_Exercise details_.
Each record below should be repeated precisely as written.

_Figure record listings_.
------------------------------------------------
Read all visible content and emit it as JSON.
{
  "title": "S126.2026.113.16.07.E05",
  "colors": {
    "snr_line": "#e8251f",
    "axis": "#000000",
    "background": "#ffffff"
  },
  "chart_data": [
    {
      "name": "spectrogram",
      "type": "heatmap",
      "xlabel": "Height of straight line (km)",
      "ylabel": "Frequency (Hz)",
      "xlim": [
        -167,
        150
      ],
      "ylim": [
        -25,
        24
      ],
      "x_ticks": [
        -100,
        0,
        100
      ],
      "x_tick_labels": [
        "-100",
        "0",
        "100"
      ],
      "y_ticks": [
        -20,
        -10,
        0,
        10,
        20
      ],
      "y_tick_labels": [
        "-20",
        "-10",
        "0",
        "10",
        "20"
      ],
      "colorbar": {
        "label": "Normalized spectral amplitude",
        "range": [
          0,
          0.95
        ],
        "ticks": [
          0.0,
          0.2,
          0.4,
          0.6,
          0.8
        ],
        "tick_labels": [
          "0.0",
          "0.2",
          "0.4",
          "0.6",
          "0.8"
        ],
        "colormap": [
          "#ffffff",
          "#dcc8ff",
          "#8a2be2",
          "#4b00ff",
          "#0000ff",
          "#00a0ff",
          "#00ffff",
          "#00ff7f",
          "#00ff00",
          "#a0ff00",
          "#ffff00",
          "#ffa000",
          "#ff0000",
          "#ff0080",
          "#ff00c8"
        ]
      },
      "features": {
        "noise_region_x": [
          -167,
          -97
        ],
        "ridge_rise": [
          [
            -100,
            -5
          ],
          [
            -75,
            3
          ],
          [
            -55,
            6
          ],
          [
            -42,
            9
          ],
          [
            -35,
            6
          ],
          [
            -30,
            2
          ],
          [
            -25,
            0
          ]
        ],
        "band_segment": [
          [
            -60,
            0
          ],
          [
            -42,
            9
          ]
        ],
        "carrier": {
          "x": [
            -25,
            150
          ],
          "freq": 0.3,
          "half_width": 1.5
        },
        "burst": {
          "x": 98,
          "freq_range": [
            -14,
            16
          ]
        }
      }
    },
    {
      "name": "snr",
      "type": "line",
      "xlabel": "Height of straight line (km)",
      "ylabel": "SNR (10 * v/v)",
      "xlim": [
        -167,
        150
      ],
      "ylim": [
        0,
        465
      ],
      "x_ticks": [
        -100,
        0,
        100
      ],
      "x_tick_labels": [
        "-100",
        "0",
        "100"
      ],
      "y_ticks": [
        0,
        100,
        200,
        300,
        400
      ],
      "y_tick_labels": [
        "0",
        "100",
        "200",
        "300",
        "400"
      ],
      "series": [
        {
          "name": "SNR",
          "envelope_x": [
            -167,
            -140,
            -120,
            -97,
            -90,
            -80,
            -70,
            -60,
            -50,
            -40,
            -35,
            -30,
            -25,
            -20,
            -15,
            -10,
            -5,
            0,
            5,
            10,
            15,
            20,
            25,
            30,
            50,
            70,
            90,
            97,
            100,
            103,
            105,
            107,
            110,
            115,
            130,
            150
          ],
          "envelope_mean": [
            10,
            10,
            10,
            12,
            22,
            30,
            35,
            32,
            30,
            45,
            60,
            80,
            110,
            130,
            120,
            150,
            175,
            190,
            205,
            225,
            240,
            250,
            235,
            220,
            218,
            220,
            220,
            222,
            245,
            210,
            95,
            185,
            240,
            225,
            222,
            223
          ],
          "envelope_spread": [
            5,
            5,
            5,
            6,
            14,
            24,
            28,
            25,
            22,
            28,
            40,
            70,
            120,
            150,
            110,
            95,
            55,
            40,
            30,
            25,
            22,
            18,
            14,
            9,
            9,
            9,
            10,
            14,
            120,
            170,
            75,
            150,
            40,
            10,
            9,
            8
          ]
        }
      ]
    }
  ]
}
------------------------------------------------
_Solution for this problem_.
Read all visible content and emit it as JSON.
{
  "title": "S126.2026.113.16.07.E05",
  "colors": {
    "snr_line": "#e8251f",
    "axis": "#000000",
    "background": "#ffffff"
  },
  "chart_data": [
    {
      "name": "spectrogram",
      "type": "heatmap",
      "xlabel": "Height of straight line (km)",
      "ylabel": "Frequency (Hz)",
      "xlim": [
        -167,
        150
      ],
      "ylim": [
        -25,
        24
      ],
      "x_ticks": [
        -100,
        0,
        100
      ],
      "x_tick_labels": [
        "-100",
        "0",
        "100"
      ],
      "y_ticks": [
        -20,
        -10,
        0,
        10,
        20
      ],
      "y_tick_labels": [
        "-20",
        "-10",
        "0",
        "10",
        "20"
      ],
      "colorbar": {
        "label": "Normalized spectral amplitude",
        "range": [
          0,
          0.95
        ],
        "ticks": [
          0.0,
          0.2,
          0.4,
          0.6,
          0.8
        ],
        "tick_labels": [
          "0.0",
          "0.2",
          "0.4",
          "0.6",
          "0.8"
        ],
        "colormap": [
          "#ffffff",
          "#dcc8ff",
          "#8a2be2",
          "#4b00ff",
          "#0000ff",
          "#00a0ff",
          "#00ffff",
          "#00ff7f",
          "#00ff00",
          "#a0ff00",
          "#ffff00",
          "#ffa000",
          "#ff0000",
          "#ff0080",
          "#ff00c8"
        ]
      },
      "features": {
        "noise_region_x": [
          -167,
          -97
        ],
        "ridge_rise": [
          [
            -100,
            -5
          ],
          [
            -75,
            3
          ],
          [
            -55,
            6
          ],
          [
            -42,
            9
          ],
          [
            -35,
            6
          ],
          [
            -30,
            2
          ],
          [
            -25,
            0
          ]
        ],
        "band_segment": [
          [
            -60,
            0
          ],
          [
            -42,
            9
          ]
        ],
        "carrier": {
          "x": [
            -25,
            150
          ],
          "freq": 0.3,
          "half_width": 1.5
        },
        "burst": {
          "x": 98,
          "freq_range": [
            -14,
            16
          ]
        }
      }
    },
    {
      "name": "snr",
      "type": "line",
      "xlabel": "Height of straight line (km)",
      "ylabel": "SNR (10 * v/v)",
      "xlim": [
        -167,
        150
      ],
      "ylim": [
        0,
        465
      ],
      "x_ticks": [
        -100,
        0,
        100
      ],
      "x_tick_labels": [
        "-100",
        "0",
        "100"
      ],
      "y_ticks": [
        0,
        100,
        200,
        300,
        400
      ],
      "y_tick_labels": [
        "0",
        "100",
        "200",
        "300",
        "400"
      ],
      "series": [
        {
          "name": "SNR",
          "envelope_x": [
            -167,
            -140,
            -120,
            -97,
            -90,
            -80,
            -70,
            -60,
            -50,
            -40,
            -35,
            -30,
            -25,
            -20,
            -15,
            -10,
            -5,
            0,
            5,
            10,
            15,
            20,
            25,
            30,
            50,
            70,
            90,
            97,
            100,
            103,
            105,
            107,
            110,
            115,
            130,
            150
          ],
          "envelope_mean": [
            10,
            10,
            10,
            12,
            22,
            30,
            35,
            32,
            30,
            45,
            60,
            80,
            110,
            130,
            120,
            150,
            175,
            190,
            205,
            225,
            240,
            250,
            235,
            220,
            218,
            220,
            220,
            222,
            245,
            210,
            95,
            185,
            240,
            225,
            222,
            223
          ],
          "envelope_spread": [
            5,
            5,
            5,
            6,
            14,
            24,
            28,
            25,
            22,
            28,
            40,
            70,
            120,
            150,
            110,
            95,
            55,
            40,
            30,
            25,
            22,
            18,
            14,
            9,
            9,
            9,
            10,
            14,
            120,
            170,
            75,
            150,
            40,
            10,
            9,
            8
          ]
        }
      ]
    }
  ]
}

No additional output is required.